Data to process:
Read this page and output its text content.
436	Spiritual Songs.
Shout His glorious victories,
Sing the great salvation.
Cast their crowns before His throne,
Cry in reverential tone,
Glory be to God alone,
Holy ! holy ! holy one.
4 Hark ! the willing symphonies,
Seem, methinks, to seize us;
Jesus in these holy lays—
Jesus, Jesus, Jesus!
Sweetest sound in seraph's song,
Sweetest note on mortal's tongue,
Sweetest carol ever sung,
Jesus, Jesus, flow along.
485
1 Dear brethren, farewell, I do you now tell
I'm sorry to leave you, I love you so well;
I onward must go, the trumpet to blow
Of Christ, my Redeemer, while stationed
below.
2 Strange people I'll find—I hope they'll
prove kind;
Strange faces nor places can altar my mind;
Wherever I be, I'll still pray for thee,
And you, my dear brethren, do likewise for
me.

Problem details: All lines that include "Sweetest" are to be gathered and copied.

Complete response:
Sweetest sound in seraph's song,
Sweetest note on mortal's tongue,
Sweetest carol ever sung,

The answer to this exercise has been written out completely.